WHAT YOU SHOULD DO:
Set out every line bearing the string "text".

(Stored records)
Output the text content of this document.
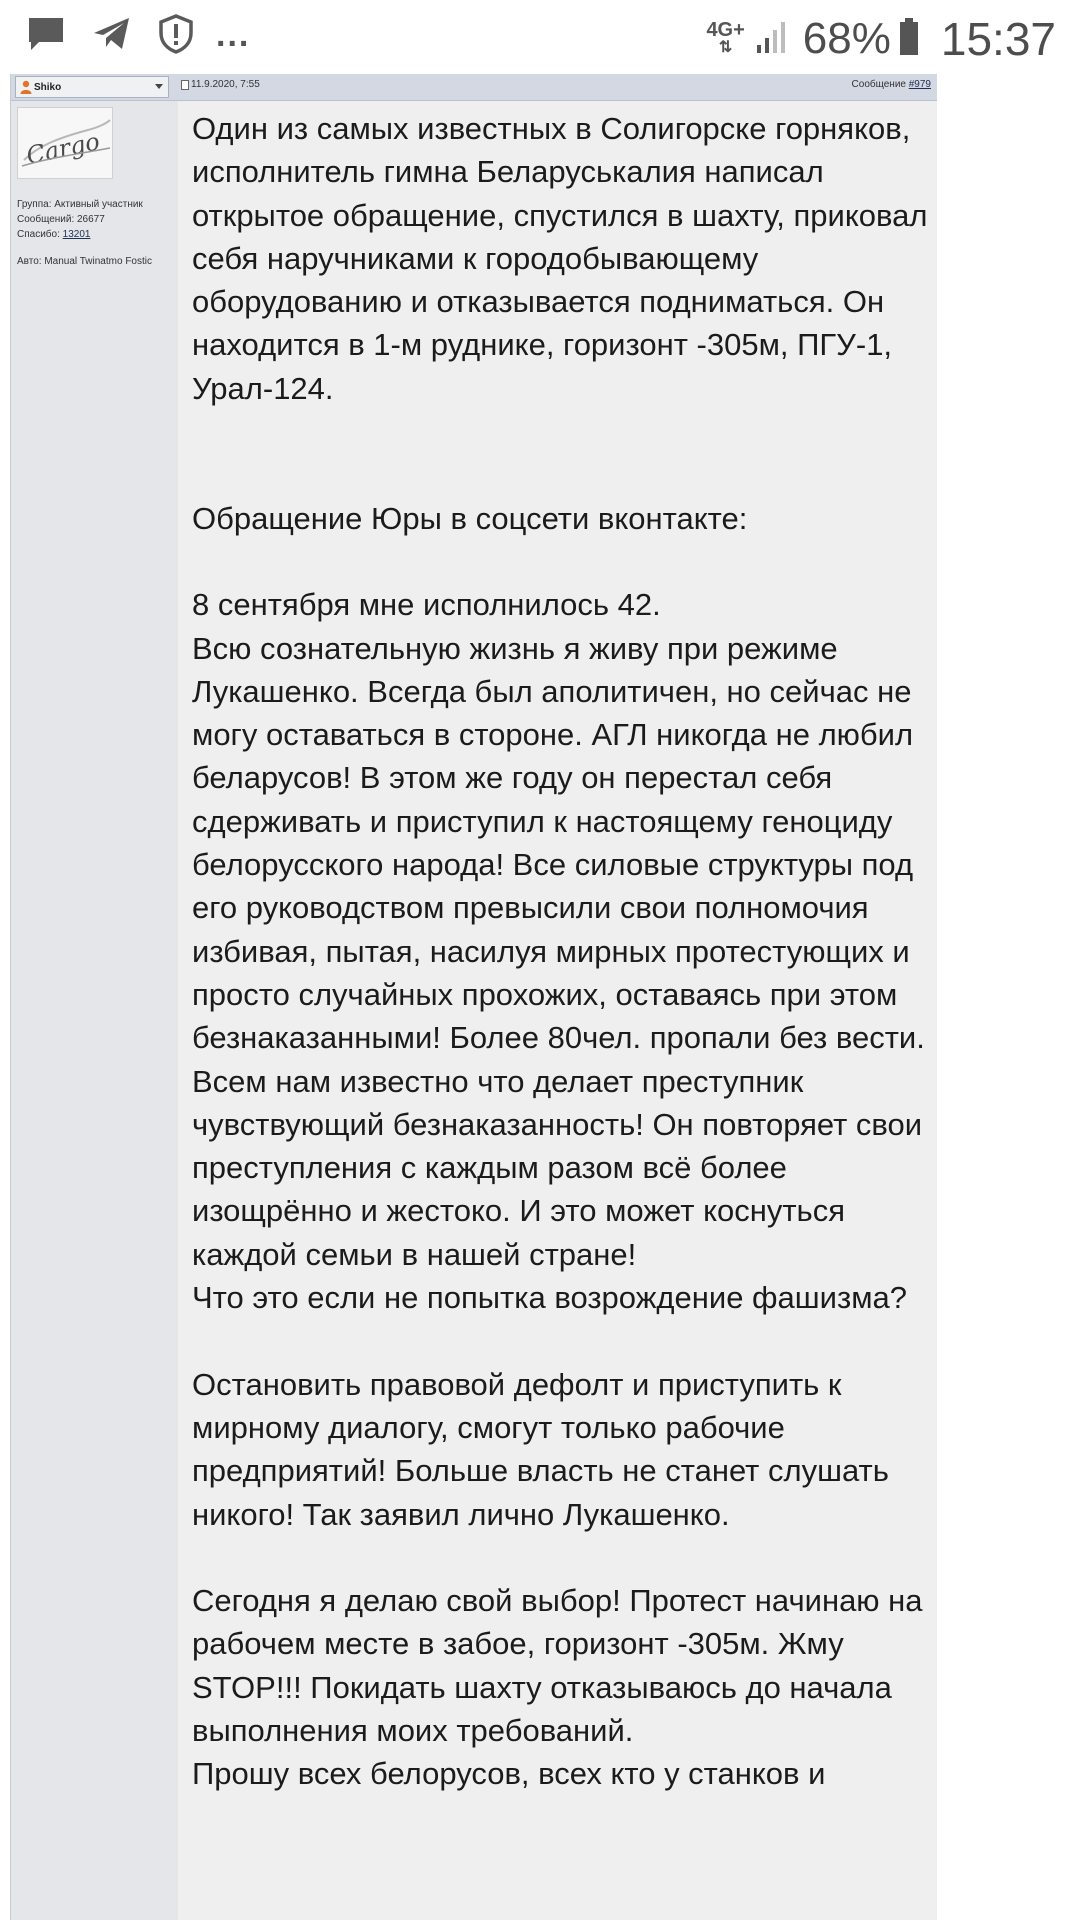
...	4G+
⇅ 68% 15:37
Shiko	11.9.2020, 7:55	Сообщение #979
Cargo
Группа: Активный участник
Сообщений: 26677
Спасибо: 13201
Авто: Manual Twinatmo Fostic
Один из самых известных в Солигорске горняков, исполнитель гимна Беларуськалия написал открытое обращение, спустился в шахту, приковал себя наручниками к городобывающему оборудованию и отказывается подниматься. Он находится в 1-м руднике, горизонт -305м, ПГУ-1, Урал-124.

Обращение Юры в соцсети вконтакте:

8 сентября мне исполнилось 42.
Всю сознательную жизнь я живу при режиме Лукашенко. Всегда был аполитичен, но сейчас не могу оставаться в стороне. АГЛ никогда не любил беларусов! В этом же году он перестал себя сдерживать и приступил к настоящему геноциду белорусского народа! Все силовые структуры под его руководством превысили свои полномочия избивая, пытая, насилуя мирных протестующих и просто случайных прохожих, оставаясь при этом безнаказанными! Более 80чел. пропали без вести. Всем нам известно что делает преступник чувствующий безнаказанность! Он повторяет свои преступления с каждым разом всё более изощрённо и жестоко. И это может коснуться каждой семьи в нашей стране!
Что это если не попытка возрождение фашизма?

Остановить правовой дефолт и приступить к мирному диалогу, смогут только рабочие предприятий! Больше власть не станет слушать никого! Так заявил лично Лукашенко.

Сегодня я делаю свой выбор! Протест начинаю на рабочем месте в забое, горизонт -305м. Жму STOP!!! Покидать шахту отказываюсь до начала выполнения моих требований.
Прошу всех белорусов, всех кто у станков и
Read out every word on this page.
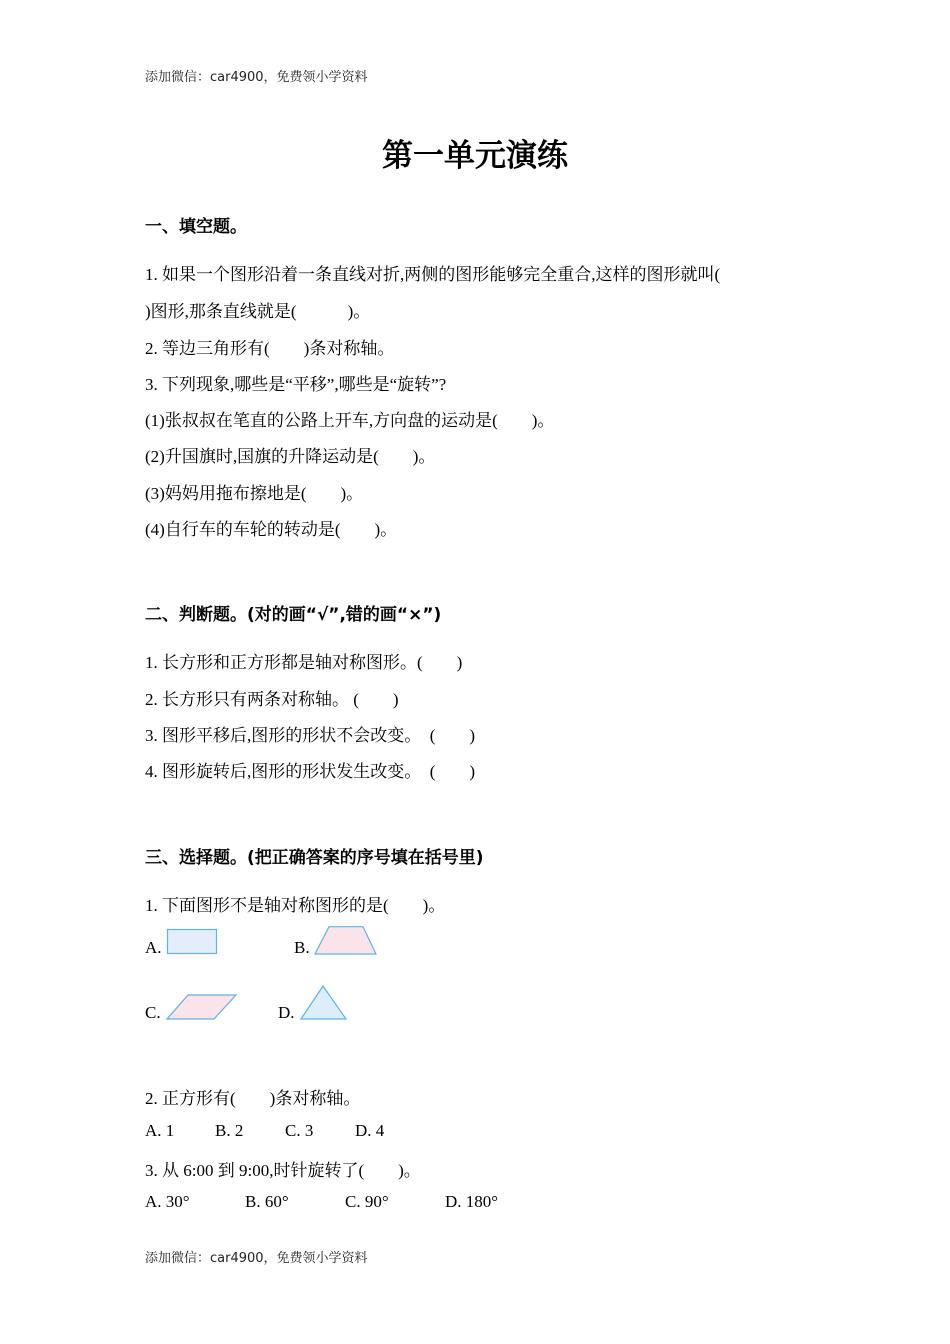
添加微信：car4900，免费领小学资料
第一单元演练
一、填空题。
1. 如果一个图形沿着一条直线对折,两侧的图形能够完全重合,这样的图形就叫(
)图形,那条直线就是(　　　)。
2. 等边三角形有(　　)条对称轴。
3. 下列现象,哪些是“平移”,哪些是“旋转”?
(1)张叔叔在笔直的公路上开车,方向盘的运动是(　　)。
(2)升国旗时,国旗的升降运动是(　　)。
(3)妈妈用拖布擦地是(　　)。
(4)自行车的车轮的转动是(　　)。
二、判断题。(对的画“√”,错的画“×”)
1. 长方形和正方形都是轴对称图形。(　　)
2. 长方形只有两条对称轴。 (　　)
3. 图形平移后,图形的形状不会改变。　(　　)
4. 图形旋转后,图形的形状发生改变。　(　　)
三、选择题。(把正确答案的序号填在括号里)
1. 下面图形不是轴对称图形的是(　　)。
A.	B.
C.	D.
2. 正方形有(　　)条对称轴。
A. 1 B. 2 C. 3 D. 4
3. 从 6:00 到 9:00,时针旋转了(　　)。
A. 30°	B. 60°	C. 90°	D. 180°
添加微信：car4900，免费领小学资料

...

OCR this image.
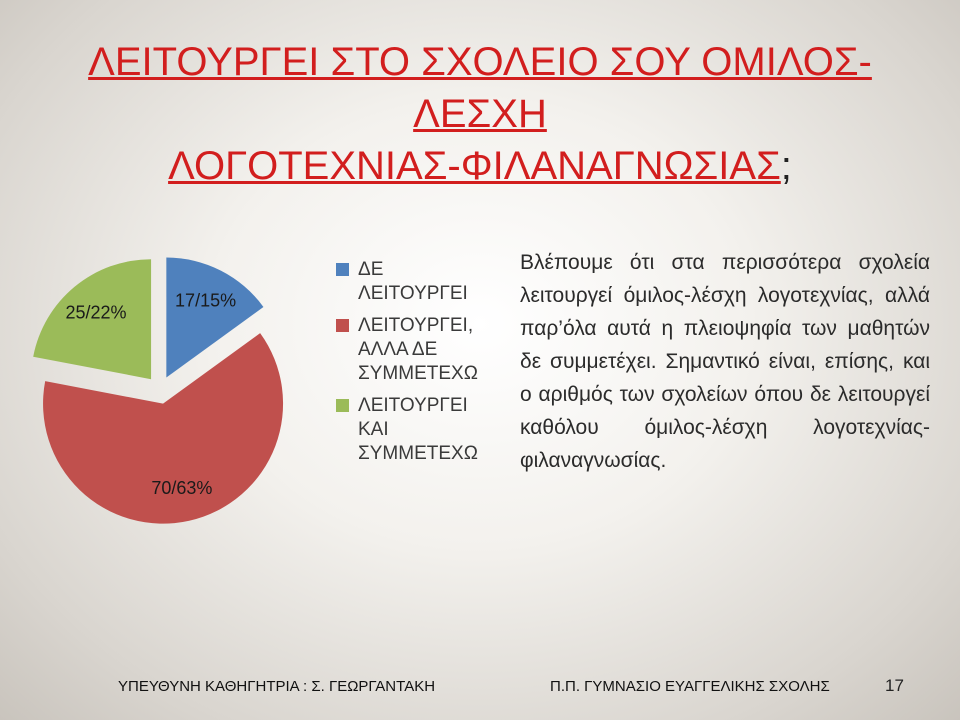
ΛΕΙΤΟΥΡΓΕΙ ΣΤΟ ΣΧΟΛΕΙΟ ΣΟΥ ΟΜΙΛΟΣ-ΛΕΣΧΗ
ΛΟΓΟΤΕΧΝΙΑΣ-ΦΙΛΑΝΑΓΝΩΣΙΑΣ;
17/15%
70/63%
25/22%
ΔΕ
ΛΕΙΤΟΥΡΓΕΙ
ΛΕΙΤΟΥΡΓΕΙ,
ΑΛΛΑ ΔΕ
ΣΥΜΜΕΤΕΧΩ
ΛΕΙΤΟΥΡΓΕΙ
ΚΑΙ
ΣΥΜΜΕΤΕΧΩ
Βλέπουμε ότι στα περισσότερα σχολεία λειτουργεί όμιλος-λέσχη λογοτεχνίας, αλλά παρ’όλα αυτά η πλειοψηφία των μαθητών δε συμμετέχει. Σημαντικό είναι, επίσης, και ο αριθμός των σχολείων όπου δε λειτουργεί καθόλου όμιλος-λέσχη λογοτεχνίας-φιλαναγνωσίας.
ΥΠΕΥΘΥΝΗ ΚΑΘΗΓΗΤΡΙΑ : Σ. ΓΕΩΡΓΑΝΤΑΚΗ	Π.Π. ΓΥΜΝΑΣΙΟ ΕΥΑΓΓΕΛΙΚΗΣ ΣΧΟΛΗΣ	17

==

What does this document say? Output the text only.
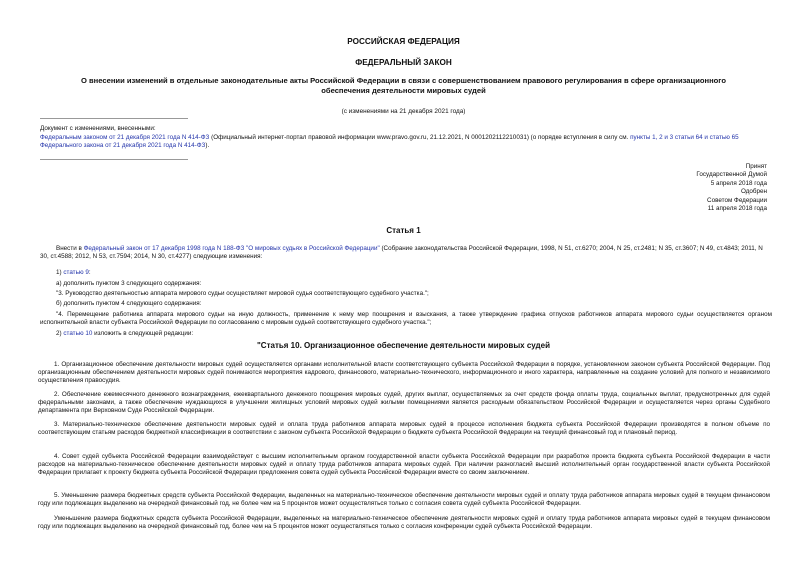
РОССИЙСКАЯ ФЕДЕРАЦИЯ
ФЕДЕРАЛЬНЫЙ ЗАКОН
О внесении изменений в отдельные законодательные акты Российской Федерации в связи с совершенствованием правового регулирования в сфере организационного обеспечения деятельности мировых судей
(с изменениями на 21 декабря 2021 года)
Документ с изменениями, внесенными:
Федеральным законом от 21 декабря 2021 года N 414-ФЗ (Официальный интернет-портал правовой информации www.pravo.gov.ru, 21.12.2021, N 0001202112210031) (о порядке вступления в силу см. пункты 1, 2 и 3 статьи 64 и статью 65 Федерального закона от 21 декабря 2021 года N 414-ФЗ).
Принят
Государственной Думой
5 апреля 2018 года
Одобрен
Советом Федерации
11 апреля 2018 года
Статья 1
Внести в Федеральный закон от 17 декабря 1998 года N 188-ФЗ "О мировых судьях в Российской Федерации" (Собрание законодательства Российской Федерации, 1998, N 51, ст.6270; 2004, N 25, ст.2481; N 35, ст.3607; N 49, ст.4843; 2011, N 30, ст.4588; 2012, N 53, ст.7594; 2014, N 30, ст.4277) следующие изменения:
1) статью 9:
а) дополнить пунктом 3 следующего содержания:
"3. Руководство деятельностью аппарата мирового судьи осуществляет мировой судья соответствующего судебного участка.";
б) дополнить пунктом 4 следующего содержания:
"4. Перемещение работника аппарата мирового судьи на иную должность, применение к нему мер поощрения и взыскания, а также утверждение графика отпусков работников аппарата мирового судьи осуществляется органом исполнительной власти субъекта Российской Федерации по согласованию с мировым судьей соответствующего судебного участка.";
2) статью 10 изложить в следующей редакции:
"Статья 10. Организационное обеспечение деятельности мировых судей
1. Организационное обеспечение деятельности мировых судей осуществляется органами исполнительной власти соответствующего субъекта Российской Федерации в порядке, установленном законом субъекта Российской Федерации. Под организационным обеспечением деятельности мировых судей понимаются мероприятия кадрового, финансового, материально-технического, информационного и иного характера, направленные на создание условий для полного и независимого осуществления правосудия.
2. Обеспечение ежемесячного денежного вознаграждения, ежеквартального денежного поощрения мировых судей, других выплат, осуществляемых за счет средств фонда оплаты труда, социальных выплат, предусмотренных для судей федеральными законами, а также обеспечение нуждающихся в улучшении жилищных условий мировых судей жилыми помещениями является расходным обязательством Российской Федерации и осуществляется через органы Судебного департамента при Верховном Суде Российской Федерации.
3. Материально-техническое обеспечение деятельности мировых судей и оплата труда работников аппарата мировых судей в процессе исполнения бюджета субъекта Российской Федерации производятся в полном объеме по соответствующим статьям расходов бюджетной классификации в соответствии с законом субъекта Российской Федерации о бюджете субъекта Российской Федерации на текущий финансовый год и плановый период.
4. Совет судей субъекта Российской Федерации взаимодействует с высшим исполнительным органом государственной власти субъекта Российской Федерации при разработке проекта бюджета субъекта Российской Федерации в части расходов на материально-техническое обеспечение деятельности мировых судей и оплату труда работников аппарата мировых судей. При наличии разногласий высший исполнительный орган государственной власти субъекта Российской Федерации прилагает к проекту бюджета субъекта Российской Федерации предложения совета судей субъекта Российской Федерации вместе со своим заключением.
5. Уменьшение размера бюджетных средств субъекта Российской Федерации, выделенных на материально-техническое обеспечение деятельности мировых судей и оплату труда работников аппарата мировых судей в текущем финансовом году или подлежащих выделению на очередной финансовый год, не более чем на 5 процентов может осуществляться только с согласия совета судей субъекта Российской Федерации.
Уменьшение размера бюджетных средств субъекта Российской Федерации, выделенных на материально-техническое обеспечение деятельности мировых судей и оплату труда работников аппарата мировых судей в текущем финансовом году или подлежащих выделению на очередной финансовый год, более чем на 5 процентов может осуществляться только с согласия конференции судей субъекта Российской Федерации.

SOLVED PROBLEM:
Output the text content of this document.
What does this document say? Output the text only.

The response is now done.